>> start Provided material

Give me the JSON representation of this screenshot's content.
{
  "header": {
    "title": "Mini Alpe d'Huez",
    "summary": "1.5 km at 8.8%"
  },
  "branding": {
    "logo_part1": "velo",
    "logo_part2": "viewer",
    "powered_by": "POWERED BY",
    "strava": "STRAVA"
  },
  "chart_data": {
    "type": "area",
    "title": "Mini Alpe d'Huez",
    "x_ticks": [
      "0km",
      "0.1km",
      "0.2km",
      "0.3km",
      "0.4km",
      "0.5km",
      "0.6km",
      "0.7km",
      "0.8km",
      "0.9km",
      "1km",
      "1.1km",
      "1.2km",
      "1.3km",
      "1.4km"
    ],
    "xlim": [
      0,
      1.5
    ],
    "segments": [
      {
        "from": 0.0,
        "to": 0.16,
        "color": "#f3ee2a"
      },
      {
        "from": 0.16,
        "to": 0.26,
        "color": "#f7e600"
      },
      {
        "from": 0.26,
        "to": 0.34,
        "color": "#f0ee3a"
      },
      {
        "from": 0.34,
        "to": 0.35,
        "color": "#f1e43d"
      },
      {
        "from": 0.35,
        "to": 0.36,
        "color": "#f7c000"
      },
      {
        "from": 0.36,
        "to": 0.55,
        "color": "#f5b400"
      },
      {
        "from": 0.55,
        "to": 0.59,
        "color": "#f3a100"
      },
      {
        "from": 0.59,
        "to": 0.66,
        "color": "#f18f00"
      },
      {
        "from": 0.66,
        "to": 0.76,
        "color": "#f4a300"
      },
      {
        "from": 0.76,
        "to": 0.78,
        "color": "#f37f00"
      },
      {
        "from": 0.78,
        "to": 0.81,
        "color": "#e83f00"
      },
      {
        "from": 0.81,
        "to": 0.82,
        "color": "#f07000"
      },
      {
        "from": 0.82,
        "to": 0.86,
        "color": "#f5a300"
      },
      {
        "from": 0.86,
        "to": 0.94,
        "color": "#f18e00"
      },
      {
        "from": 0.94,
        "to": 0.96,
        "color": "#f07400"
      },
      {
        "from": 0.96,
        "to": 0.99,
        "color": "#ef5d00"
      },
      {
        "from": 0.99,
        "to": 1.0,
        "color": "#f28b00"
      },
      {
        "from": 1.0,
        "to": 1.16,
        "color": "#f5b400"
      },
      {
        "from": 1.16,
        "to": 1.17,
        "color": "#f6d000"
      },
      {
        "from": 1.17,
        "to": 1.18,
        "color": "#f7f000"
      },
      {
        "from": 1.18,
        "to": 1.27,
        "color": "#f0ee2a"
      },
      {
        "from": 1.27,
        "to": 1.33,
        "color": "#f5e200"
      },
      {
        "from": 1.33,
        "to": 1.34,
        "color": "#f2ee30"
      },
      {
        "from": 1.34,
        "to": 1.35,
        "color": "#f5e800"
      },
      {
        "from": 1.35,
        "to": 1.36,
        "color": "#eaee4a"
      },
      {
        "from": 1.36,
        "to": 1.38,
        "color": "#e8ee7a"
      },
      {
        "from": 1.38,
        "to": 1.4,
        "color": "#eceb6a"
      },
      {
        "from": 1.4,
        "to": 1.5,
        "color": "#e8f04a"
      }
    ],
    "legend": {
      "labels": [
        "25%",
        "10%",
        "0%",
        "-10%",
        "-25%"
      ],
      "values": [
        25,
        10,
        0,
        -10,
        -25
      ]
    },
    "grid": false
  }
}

>> end Provided material

Using the data above, return each line exactly as written.

Give me the JSON representation of this screenshot's content.
{
  "header": {
    "title": "Mini Alpe d'Huez",
    "summary": "1.5 km at 8.8%"
  },
  "branding": {
    "logo_part1": "velo",
    "logo_part2": "viewer",
    "powered_by": "POWERED BY",
    "strava": "STRAVA"
  },
  "chart_data": {
    "type": "area",
    "title": "Mini Alpe d'Huez",
    "x_ticks": [
      "0km",
      "0.1km",
      "0.2km",
      "0.3km",
      "0.4km",
      "0.5km",
      "0.6km",
      "0.7km",
      "0.8km",
      "0.9km",
      "1km",
      "1.1km",
      "1.2km",
      "1.3km",
      "1.4km"
    ],
    "xlim": [
      0,
      1.5
    ],
    "segments": [
      {
        "from": 0.0,
        "to": 0.16,
        "color": "#f3ee2a"
      },
      {
        "from": 0.16,
        "to": 0.26,
        "color": "#f7e600"
      },
      {
        "from": 0.26,
        "to": 0.34,
        "color": "#f0ee3a"
      },
      {
        "from": 0.34,
        "to": 0.35,
        "color": "#f1e43d"
      },
      {
        "from": 0.35,
        "to": 0.36,
        "color": "#f7c000"
      },
      {
        "from": 0.36,
        "to": 0.55,
        "color": "#f5b400"
      },
      {
        "from": 0.55,
        "to": 0.59,
        "color": "#f3a100"
      },
      {
        "from": 0.59,
        "to": 0.66,
        "color": "#f18f00"
      },
      {
        "from": 0.66,
        "to": 0.76,
        "color": "#f4a300"
      },
      {
        "from": 0.76,
        "to": 0.78,
        "color": "#f37f00"
      },
      {
        "from": 0.78,
        "to": 0.81,
        "color": "#e83f00"
      },
      {
        "from": 0.81,
        "to": 0.82,
        "color": "#f07000"
      },
      {
        "from": 0.82,
        "to": 0.86,
        "color": "#f5a300"
      },
      {
        "from": 0.86,
        "to": 0.94,
        "color": "#f18e00"
      },
      {
        "from": 0.94,
        "to": 0.96,
        "color": "#f07400"
      },
      {
        "from": 0.96,
        "to": 0.99,
        "color": "#ef5d00"
      },
      {
        "from": 0.99,
        "to": 1.0,
        "color": "#f28b00"
      },
      {
        "from": 1.0,
        "to": 1.16,
        "color": "#f5b400"
      },
      {
        "from": 1.16,
        "to": 1.17,
        "color": "#f6d000"
      },
      {
        "from": 1.17,
        "to": 1.18,
        "color": "#f7f000"
      },
      {
        "from": 1.18,
        "to": 1.27,
        "color": "#f0ee2a"
      },
      {
        "from": 1.27,
        "to": 1.33,
        "color": "#f5e200"
      },
      {
        "from": 1.33,
        "to": 1.34,
        "color": "#f2ee30"
      },
      {
        "from": 1.34,
        "to": 1.35,
        "color": "#f5e800"
      },
      {
        "from": 1.35,
        "to": 1.36,
        "color": "#eaee4a"
      },
      {
        "from": 1.36,
        "to": 1.38,
        "color": "#e8ee7a"
      },
      {
        "from": 1.38,
        "to": 1.4,
        "color": "#eceb6a"
      },
      {
        "from": 1.4,
        "to": 1.5,
        "color": "#e8f04a"
      }
    ],
    "legend": {
      "labels": [
        "25%",
        "10%",
        "0%",
        "-10%",
        "-25%"
      ],
      "values": [
        25,
        10,
        0,
        -10,
        -25
      ]
    },
    "grid": false
  }
}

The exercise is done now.